Records from a data collection
- - -
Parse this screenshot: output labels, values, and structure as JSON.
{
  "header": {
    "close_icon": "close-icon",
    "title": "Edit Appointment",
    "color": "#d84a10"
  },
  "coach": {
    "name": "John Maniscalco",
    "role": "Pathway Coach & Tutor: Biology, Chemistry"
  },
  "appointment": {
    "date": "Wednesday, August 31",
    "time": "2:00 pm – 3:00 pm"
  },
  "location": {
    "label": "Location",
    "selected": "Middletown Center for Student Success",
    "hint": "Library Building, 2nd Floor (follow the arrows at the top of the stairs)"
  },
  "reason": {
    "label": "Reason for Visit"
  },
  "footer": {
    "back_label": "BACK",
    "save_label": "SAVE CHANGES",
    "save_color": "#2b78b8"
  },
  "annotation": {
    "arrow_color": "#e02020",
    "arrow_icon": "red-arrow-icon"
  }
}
- - -
Which lines contain "icon"? Copy each of them.

> _Expected answer_:
    "close_icon": "close-icon",
    "arrow_icon": "red-arrow-icon"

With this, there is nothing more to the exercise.